┌─ LISTED ENTRIES

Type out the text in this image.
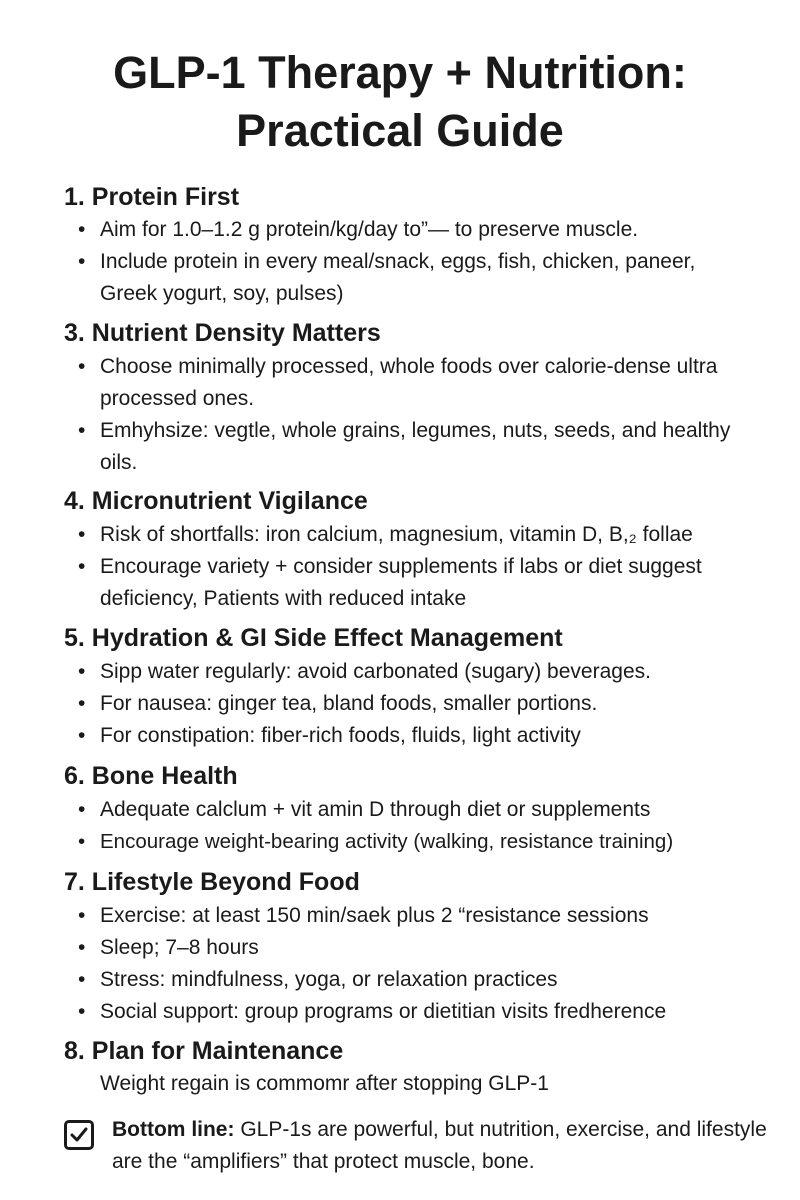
GLP-1 Therapy + Nutrition:
Practical Guide
1. Protein First
• Aim for 1.0–1.2 g protein/kg/day to”— to preserve muscle.
• Include protein in every meal/snack, eggs, fish, chicken, paneer, Greek yogurt, soy, pulses)
3. Nutrient Density Matters
• Choose minimally processed, whole foods over calorie-dense ultra processed ones.
• Emhyhsize: vegtle, whole grains, legumes, nuts, seeds, and healthy oils.
4. Micronutrient Vigilance
• Risk of shortfalls: iron calcium, magnesium, vitamin D, B,₂ follae
• Encourage variety + consider supplements if labs or diet suggest deficiency, Patients with reduced intake
5. Hydration & GI Side Effect Management
• Sipp water regularly: avoid carbonated (sugary) beverages.
• For nausea: ginger tea, bland foods, smaller portions.
• For constipation: fiber-rich foods, fluids, light activity
6. Bone Health
• Adequate calclum + vit amin D through diet or supplements
• Encourage weight-bearing activity (walking, resistance training)
7. Lifestyle Beyond Food
• Exercise: at least 150 min/saek plus 2 “resistance sessions
• Sleep; 7–8 hours
• Stress: mindfulness, yoga, or relaxation practices
• Social support: group programs or dietitian visits fredherence
8. Plan for Maintenance
Weight regain is commomr after stopping GLP-1
Bottom line: GLP-1s are powerful, but nutrition, exercise, and lifestyle are the “amplifiers” that protect muscle, bone.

└─

**WORK INSTRUCTION**
In your copy, include no pictures, but reproduce all records exactly.

**RESPONSE TO THE TASK**
Type out the text in this image.
GLP-1 Therapy + Nutrition:
Practical Guide
1. Protein First
• Aim for 1.0–1.2 g protein/kg/day to”— to preserve muscle.
• Include protein in every meal/snack, eggs, fish, chicken, paneer, Greek yogurt, soy, pulses)
3. Nutrient Density Matters
• Choose minimally processed, whole foods over calorie-dense ultra processed ones.
• Emhyhsize: vegtle, whole grains, legumes, nuts, seeds, and healthy oils.
4. Micronutrient Vigilance
• Risk of shortfalls: iron calcium, magnesium, vitamin D, B,₂ follae
• Encourage variety + consider supplements if labs or diet suggest deficiency, Patients with reduced intake
5. Hydration & GI Side Effect Management
• Sipp water regularly: avoid carbonated (sugary) beverages.
• For nausea: ginger tea, bland foods, smaller portions.
• For constipation: fiber-rich foods, fluids, light activity
6. Bone Health
• Adequate calclum + vit amin D through diet or supplements
• Encourage weight-bearing activity (walking, resistance training)
7. Lifestyle Beyond Food
• Exercise: at least 150 min/saek plus 2 “resistance sessions
• Sleep; 7–8 hours
• Stress: mindfulness, yoga, or relaxation practices
• Social support: group programs or dietitian visits fredherence
8. Plan for Maintenance
Weight regain is commomr after stopping GLP-1
Bottom line: GLP-1s are powerful, but nutrition, exercise, and lifestyle are the “amplifiers” that protect muscle, bone.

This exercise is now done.